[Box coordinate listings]
***

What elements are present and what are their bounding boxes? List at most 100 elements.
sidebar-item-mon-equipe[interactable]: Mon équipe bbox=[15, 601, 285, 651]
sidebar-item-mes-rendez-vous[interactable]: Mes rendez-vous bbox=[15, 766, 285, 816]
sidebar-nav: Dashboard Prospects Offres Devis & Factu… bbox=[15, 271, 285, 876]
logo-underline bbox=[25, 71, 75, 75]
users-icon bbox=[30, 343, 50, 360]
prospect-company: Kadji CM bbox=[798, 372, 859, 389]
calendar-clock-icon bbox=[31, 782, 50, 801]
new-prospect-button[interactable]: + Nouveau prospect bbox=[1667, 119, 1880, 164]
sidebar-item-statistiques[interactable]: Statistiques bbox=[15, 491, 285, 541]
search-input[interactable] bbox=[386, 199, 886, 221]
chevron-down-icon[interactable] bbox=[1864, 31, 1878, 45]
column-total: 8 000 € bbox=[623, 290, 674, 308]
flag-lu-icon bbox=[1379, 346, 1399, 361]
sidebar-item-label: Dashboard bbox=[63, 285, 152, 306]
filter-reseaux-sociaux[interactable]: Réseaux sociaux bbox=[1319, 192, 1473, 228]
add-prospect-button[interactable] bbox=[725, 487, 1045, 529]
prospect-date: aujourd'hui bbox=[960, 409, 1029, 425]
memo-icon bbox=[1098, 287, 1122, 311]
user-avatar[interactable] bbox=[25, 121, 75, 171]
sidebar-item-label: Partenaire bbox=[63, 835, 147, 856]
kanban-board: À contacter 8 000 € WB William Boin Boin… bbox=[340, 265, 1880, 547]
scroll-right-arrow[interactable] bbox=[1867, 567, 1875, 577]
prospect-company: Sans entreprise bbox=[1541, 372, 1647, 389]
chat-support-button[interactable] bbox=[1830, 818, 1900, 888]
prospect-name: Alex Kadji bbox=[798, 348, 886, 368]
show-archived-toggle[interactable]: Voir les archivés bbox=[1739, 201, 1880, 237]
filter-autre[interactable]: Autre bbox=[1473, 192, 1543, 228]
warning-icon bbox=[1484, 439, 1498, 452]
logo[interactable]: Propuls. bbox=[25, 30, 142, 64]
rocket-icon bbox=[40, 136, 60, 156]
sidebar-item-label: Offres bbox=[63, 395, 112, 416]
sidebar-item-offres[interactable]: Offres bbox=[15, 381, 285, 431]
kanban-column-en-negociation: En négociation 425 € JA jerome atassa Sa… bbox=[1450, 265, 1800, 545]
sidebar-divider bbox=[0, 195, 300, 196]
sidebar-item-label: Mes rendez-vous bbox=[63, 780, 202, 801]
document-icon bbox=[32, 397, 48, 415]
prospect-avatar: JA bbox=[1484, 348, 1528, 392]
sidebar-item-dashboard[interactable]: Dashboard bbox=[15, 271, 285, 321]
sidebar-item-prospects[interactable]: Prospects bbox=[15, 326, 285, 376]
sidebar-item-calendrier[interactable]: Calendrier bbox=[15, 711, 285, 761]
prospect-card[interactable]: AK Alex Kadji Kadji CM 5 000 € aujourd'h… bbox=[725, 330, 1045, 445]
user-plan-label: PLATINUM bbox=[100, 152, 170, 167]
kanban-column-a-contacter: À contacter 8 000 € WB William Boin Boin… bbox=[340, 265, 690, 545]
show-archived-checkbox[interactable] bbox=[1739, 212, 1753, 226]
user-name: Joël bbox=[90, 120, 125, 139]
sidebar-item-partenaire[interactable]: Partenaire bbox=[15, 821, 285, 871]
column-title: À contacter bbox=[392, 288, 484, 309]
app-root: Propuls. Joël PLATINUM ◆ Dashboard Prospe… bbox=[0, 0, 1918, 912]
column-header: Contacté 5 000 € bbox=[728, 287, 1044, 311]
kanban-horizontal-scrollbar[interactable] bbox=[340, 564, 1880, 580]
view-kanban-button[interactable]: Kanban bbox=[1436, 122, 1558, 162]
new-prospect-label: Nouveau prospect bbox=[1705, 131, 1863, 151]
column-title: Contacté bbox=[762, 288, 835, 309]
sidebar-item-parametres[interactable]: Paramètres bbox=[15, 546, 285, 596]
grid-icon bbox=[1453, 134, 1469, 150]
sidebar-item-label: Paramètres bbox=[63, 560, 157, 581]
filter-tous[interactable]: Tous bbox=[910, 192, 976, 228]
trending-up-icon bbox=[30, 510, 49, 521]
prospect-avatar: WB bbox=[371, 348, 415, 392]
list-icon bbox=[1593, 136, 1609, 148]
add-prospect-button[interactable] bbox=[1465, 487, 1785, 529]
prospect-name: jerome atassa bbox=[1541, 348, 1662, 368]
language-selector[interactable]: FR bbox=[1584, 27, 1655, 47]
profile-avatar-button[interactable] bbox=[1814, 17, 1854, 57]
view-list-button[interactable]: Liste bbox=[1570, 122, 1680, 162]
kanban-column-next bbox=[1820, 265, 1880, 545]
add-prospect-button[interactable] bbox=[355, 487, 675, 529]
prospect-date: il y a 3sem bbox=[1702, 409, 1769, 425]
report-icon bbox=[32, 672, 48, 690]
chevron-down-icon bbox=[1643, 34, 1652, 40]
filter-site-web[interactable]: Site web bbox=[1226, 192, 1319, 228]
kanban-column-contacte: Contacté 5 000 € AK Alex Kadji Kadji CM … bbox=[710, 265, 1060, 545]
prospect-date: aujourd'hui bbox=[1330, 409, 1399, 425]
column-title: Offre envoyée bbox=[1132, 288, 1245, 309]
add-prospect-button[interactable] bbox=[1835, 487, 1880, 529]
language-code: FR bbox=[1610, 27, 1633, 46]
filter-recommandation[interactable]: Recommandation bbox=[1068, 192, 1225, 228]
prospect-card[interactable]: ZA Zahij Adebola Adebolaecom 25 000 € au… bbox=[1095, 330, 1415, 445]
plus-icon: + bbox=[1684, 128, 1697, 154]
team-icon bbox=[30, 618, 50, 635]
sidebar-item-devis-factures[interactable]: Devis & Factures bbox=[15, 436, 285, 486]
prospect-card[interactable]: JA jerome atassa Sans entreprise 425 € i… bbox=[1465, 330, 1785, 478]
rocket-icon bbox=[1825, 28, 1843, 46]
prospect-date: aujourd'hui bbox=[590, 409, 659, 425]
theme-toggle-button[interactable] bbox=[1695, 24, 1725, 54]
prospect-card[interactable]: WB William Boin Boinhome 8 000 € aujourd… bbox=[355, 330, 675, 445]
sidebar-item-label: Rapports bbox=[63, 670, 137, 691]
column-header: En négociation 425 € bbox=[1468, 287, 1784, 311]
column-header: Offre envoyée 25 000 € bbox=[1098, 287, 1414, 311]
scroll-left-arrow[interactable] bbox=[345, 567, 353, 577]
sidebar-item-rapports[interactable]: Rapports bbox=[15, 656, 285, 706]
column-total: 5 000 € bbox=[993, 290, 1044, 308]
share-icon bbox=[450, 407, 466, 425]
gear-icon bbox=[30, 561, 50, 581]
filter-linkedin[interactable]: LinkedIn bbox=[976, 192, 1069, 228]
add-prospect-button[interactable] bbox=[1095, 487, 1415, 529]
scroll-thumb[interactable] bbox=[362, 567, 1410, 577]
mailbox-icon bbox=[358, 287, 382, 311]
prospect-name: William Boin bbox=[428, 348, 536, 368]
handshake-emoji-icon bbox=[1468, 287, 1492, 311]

***

Instructions to follow -
Beginning with the first of the rows above and ending after the line that contains "prospect-company: Sans entreprise", present those lines as a numbered list, omitting any blank lines.

Reply to the task -
1. What elements are present and what are their bounding boxes? List at most 100 elements.
2. sidebar-item-mon-equipe[interactable]: Mon équipe bbox=[15, 601, 285, 651]
3. sidebar-item-mes-rendez-vous[interactable]: Mes rendez-vous bbox=[15, 766, 285, 816]
4. sidebar-nav: Dashboard Prospects Offres Devis & Factu… bbox=[15, 271, 285, 876]
5. logo-underline bbox=[25, 71, 75, 75]
6. users-icon bbox=[30, 343, 50, 360]
7. prospect-company: Kadji CM bbox=[798, 372, 859, 389]
8. calendar-clock-icon bbox=[31, 782, 50, 801]
9. new-prospect-button[interactable]: + Nouveau prospect bbox=[1667, 119, 1880, 164]
10. sidebar-item-statistiques[interactable]: Statistiques bbox=[15, 491, 285, 541]
11. search-input[interactable] bbox=[386, 199, 886, 221]
12. chevron-down-icon[interactable] bbox=[1864, 31, 1878, 45]
13. column-total: 8 000 € bbox=[623, 290, 674, 308]
14. flag-lu-icon bbox=[1379, 346, 1399, 361]
15. sidebar-item-label: Dashboard bbox=[63, 285, 152, 306]
16. filter-reseaux-sociaux[interactable]: Réseaux sociaux bbox=[1319, 192, 1473, 228]
17. add-prospect-button[interactable] bbox=[725, 487, 1045, 529]
18. prospect-date: aujourd'hui bbox=[960, 409, 1029, 425]
19. memo-icon bbox=[1098, 287, 1122, 311]
20. user-avatar[interactable] bbox=[25, 121, 75, 171]
21. sidebar-item-label: Partenaire bbox=[63, 835, 147, 856]
22. kanban-board: À contacter 8 000 € WB William Boin Boin… bbox=[340, 265, 1880, 547]
23. scroll-right-arrow[interactable] bbox=[1867, 567, 1875, 577]
24. prospect-company: Sans entreprise bbox=[1541, 372, 1647, 389]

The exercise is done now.